**Exercise aim:** Copy the data below word for word, starting with the line that contains "Patent image size: (825, 906)." and going on through the line that contains "The illumination optical system IL is", both of those lines included.

**Records for this exercise:**
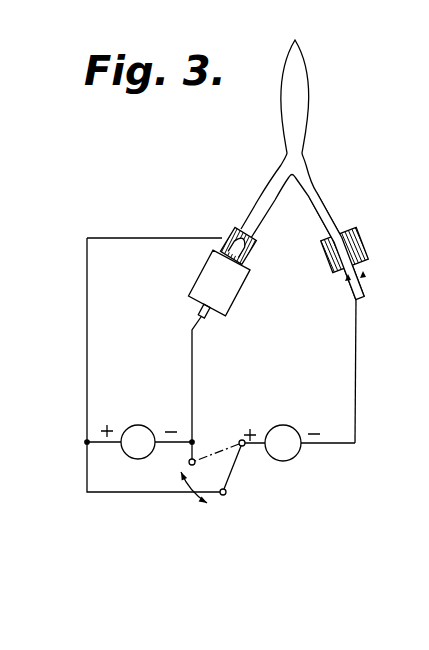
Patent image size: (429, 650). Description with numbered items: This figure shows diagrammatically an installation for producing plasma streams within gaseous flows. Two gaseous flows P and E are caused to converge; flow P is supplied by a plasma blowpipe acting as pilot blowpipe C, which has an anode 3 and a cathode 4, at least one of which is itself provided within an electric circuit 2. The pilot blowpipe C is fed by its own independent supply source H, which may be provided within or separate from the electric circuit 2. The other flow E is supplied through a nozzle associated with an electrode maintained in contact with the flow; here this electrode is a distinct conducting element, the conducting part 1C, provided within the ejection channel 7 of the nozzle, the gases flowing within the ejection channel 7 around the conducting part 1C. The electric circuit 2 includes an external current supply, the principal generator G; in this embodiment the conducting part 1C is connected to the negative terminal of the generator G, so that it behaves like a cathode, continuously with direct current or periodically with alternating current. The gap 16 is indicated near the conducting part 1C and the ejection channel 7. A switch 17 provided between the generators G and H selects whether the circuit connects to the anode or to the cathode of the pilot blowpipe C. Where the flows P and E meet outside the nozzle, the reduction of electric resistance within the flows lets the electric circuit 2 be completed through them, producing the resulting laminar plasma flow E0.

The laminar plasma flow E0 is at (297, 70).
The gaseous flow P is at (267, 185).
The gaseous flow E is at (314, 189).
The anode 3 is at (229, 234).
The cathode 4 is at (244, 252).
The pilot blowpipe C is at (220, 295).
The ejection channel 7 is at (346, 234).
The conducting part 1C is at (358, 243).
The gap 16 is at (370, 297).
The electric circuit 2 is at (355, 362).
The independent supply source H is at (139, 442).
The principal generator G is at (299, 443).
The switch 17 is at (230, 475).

==

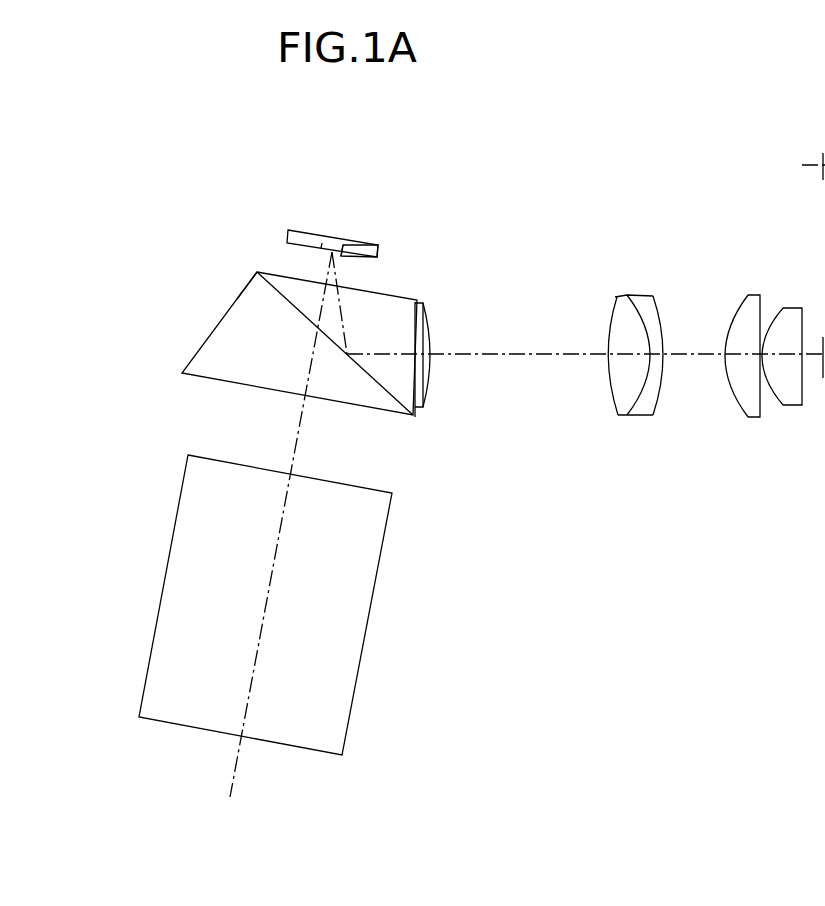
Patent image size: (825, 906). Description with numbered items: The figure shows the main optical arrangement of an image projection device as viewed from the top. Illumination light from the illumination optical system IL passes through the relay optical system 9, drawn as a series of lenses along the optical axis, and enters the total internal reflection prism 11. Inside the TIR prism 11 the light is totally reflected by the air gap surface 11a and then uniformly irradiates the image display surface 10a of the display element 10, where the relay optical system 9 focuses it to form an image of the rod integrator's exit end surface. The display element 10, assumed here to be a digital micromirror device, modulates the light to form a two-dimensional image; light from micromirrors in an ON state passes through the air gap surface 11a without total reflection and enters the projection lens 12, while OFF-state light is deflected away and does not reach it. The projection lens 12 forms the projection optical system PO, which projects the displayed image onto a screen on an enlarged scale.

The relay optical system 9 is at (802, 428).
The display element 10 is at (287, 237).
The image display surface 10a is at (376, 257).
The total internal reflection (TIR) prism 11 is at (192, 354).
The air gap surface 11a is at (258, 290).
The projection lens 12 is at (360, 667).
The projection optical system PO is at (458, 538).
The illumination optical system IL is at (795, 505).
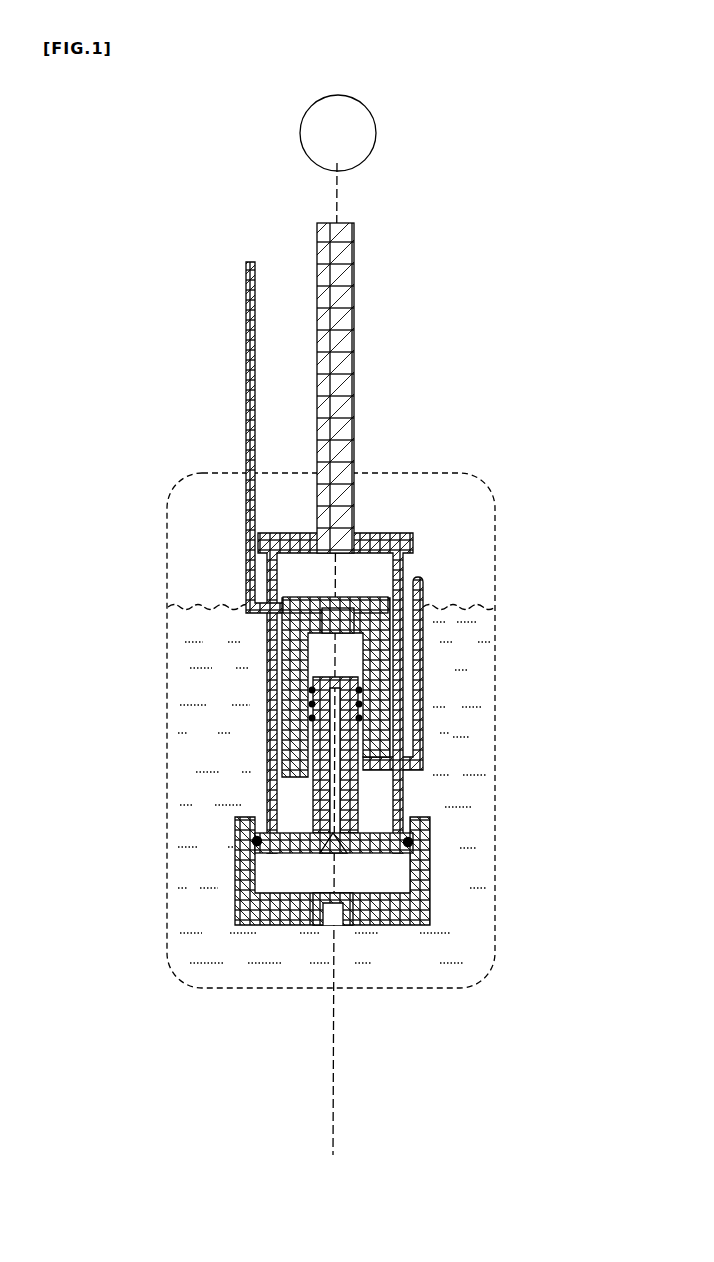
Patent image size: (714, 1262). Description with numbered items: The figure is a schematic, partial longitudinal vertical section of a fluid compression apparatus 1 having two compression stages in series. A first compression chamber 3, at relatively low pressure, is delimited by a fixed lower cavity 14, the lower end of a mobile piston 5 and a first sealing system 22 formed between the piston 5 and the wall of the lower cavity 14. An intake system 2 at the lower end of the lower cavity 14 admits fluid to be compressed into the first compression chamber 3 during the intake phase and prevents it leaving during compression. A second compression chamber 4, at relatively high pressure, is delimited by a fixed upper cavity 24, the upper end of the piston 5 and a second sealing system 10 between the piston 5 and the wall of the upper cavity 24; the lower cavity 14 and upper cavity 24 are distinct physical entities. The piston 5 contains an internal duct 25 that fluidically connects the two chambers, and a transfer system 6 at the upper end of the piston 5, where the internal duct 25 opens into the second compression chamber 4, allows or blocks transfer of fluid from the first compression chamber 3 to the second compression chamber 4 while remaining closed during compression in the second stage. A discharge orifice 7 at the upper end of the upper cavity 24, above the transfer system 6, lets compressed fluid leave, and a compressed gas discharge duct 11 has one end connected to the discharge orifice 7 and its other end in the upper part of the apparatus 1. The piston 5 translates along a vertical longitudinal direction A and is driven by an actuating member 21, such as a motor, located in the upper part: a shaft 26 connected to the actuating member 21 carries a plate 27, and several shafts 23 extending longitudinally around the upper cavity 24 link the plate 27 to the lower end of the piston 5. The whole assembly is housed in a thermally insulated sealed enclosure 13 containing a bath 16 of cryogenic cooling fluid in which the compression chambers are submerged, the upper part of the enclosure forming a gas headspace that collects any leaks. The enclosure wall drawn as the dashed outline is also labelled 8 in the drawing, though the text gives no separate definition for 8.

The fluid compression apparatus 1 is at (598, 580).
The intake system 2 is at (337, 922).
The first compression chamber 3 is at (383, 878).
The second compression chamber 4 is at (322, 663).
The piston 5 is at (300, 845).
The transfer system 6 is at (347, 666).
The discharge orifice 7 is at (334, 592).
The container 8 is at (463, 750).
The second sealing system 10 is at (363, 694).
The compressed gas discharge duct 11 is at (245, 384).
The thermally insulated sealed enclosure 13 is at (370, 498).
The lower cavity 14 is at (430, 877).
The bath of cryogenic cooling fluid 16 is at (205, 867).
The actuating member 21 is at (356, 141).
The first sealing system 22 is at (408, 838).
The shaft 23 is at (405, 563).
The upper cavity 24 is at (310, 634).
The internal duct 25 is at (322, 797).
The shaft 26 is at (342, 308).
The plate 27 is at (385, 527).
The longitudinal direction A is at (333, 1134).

**Exercise answer:**
Patent image size: (825, 906). Description with numbered items: The figure shows the main optical arrangement of an image projection device as viewed from the top. Illumination light from the illumination optical system IL passes through the relay optical system 9, drawn as a series of lenses along the optical axis, and enters the total internal reflection prism 11. Inside the TIR prism 11 the light is totally reflected by the air gap surface 11a and then uniformly irradiates the image display surface 10a of the display element 10, where the relay optical system 9 focuses it to form an image of the rod integrator's exit end surface. The display element 10, assumed here to be a digital micromirror device, modulates the light to form a two-dimensional image; light from micromirrors in an ON state passes through the air gap surface 11a without total reflection and enters the projection lens 12, while OFF-state light is deflected away and does not reach it. The projection lens 12 forms the projection optical system PO, which projects the displayed image onto a screen on an enlarged scale.

The relay optical system 9 is at (802, 428).
The display element 10 is at (287, 237).
The image display surface 10a is at (376, 257).
The total internal reflection (TIR) prism 11 is at (192, 354).
The air gap surface 11a is at (258, 290).
The projection lens 12 is at (360, 667).
The projection optical system PO is at (458, 538).
The illumination optical system IL is at (795, 505).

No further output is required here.